DIRECTION: In the material below, the lines containing the word "Student" are required; copy each of them.

RECORDS PROVIDED:
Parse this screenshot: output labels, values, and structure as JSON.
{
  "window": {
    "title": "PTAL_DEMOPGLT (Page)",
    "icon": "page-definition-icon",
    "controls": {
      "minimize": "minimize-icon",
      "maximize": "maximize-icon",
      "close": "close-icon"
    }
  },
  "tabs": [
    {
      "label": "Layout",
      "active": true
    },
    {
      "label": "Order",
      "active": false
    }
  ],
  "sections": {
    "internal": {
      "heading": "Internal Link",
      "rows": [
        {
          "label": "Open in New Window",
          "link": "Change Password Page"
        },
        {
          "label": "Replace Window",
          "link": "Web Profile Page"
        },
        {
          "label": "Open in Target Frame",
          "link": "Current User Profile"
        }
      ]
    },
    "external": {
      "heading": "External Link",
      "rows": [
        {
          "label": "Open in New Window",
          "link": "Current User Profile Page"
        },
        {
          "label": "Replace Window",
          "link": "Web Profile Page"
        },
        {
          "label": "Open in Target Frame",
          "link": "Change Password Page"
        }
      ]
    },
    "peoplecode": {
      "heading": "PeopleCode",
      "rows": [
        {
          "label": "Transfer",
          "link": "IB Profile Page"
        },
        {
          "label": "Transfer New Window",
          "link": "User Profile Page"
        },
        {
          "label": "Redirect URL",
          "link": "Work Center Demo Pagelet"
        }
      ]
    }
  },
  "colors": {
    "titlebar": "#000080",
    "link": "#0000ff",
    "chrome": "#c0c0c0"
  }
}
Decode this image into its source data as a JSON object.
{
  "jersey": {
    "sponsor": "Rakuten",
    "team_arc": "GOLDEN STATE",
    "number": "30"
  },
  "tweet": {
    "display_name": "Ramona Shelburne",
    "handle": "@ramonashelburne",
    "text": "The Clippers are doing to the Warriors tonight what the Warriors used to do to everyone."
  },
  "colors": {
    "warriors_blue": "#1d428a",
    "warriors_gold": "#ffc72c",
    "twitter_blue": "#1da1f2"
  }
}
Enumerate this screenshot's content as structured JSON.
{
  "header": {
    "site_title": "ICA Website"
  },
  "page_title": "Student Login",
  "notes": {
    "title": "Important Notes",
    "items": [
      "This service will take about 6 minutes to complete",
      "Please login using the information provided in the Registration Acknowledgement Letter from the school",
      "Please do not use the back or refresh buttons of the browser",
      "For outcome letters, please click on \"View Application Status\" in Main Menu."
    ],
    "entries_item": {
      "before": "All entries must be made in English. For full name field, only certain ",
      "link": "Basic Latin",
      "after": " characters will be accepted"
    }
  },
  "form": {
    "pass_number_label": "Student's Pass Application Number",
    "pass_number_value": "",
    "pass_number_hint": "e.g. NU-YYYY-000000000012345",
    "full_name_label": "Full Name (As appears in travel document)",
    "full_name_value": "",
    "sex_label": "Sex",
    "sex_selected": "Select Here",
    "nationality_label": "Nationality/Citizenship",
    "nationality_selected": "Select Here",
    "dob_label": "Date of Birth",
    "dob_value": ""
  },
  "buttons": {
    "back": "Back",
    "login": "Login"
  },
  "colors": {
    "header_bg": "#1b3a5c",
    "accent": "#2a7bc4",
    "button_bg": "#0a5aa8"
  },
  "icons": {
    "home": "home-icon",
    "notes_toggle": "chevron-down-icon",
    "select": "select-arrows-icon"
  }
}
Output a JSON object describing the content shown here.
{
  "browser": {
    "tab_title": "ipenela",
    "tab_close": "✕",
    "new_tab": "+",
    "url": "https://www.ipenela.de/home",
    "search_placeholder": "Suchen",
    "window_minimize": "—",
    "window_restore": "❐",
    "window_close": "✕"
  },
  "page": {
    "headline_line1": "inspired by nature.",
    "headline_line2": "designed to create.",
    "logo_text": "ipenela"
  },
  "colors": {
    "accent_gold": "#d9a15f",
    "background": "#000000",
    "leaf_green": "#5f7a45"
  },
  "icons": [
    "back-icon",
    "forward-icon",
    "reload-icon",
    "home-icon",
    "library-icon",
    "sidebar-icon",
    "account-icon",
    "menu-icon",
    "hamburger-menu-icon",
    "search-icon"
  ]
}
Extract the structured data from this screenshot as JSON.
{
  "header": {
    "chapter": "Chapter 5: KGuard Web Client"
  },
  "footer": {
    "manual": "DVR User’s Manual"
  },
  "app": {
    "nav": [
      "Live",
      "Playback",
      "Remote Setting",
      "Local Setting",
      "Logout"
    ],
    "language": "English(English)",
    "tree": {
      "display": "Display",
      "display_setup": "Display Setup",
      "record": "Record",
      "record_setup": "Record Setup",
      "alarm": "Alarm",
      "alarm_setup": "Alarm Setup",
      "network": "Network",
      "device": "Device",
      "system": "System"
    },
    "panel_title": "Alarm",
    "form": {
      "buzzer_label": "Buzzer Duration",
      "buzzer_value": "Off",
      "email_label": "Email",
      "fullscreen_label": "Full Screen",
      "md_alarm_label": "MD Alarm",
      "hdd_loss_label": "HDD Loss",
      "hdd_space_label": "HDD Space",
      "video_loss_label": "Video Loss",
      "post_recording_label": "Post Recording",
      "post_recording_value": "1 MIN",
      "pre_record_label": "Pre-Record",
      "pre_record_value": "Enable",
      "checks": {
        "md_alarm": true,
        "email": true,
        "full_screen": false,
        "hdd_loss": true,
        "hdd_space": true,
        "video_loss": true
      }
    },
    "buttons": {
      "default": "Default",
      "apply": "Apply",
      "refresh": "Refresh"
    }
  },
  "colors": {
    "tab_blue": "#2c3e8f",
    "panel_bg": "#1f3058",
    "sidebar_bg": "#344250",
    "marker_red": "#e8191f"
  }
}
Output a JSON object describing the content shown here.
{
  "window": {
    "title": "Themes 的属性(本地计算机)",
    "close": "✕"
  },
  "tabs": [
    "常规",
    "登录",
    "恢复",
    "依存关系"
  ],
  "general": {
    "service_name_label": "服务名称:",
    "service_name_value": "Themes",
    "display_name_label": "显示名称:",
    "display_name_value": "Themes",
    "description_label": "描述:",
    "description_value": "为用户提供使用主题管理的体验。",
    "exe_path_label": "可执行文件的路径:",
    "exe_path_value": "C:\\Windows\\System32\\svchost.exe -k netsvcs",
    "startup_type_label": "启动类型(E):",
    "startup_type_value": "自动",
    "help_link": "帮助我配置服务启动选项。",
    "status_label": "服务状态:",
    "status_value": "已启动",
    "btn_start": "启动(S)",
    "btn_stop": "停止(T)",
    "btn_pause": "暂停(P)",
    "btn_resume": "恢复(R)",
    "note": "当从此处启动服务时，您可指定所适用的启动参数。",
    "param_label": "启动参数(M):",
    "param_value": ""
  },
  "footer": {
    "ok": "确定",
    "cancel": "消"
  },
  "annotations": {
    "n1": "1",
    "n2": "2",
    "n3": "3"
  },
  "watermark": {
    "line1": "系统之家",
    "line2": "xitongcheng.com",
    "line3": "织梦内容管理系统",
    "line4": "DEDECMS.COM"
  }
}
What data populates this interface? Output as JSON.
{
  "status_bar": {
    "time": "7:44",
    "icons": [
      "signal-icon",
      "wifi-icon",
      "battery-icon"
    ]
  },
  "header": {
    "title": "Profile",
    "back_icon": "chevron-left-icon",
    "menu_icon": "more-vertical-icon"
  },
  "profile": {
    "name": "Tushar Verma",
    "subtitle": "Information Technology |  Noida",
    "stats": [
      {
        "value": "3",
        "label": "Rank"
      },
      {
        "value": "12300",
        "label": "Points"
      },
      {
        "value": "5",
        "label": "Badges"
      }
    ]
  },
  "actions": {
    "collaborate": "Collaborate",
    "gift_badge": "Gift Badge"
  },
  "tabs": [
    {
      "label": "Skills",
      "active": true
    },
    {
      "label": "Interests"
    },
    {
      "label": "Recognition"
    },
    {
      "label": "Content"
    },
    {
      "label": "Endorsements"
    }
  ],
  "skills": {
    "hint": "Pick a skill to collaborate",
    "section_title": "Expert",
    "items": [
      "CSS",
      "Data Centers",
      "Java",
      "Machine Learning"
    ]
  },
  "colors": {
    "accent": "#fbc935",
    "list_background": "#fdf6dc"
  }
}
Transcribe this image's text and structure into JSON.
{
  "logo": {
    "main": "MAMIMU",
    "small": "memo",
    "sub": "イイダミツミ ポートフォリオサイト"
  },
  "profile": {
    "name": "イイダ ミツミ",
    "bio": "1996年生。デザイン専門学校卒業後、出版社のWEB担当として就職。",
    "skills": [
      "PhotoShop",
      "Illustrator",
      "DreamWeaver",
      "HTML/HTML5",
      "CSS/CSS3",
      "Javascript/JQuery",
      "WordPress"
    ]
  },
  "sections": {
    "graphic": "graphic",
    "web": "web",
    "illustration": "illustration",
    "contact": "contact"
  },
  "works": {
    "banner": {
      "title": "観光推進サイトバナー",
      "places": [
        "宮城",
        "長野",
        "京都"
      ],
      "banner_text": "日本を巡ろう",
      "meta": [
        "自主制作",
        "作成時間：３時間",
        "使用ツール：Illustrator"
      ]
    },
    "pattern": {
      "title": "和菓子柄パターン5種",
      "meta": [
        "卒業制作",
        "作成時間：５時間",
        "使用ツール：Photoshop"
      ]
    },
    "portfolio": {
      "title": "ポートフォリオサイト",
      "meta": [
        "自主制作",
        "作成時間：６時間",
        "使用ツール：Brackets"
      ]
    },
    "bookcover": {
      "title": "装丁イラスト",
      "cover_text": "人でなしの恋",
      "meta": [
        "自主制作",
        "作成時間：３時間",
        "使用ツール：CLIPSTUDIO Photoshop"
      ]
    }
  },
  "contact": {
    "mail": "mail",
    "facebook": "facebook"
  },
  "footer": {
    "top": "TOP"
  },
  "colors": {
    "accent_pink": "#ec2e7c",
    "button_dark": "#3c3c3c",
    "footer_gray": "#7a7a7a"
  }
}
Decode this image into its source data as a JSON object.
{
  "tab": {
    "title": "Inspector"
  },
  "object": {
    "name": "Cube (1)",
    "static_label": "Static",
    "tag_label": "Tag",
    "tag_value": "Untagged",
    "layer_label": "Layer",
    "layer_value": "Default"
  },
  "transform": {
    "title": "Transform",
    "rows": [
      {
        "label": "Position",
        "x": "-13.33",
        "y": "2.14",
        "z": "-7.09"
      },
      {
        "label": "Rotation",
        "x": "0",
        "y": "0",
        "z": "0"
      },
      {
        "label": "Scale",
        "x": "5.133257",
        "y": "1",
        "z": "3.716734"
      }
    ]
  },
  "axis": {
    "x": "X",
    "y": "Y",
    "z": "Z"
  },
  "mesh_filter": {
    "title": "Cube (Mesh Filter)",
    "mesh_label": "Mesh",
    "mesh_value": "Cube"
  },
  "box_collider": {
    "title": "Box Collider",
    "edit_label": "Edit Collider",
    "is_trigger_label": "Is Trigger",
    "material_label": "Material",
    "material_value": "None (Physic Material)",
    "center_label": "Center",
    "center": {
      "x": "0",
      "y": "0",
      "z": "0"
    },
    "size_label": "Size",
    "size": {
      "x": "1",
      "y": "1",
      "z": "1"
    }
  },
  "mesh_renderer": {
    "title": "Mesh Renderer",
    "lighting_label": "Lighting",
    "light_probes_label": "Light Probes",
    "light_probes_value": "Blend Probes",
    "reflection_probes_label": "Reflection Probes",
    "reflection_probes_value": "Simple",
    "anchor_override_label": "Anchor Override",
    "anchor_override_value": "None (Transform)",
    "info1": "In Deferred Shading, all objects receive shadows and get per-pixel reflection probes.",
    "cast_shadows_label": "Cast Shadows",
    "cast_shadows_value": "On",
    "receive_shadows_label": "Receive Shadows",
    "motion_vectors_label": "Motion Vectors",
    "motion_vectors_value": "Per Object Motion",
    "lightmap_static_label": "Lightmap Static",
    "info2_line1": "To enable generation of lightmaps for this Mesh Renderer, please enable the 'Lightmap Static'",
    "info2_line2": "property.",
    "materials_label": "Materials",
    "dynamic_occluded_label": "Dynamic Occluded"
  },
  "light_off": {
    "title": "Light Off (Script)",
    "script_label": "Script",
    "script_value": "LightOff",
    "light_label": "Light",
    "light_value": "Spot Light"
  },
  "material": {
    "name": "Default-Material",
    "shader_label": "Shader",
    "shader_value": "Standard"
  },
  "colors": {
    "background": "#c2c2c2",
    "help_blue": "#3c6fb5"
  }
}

COMPLETED TASK:
  "page_title": "Student Login",
    "pass_number_label": "Student's Pass Application Number",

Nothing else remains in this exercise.